* **Aim of the task**
Count the lines in the data below where the string "calls" occurs, please, and give the number alone.

═══ Entries provided ═══

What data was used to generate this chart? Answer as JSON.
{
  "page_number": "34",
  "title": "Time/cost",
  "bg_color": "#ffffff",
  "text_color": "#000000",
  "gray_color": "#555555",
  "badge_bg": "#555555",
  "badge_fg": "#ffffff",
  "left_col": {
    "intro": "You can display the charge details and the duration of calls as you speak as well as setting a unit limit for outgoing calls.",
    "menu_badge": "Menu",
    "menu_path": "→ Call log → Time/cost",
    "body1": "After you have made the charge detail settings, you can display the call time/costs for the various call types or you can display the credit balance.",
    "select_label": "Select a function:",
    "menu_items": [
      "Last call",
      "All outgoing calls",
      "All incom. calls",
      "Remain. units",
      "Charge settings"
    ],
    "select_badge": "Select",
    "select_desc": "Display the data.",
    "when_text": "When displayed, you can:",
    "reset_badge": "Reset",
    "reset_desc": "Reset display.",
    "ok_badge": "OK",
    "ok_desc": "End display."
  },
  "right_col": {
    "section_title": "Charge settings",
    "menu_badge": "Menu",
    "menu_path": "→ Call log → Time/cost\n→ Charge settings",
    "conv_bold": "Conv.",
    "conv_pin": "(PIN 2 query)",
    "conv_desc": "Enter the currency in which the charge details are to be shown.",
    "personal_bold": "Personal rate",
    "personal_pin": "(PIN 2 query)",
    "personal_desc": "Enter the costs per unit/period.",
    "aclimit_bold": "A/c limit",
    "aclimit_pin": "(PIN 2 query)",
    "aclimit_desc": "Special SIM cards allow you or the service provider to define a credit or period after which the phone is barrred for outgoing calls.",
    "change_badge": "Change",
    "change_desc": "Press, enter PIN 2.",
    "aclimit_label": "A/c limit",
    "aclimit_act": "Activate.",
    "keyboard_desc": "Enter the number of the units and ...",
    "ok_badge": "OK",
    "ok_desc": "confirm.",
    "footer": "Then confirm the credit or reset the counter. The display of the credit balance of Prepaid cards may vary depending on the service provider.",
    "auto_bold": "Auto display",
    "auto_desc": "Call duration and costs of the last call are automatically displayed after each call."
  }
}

═══

* **Response to the task**
4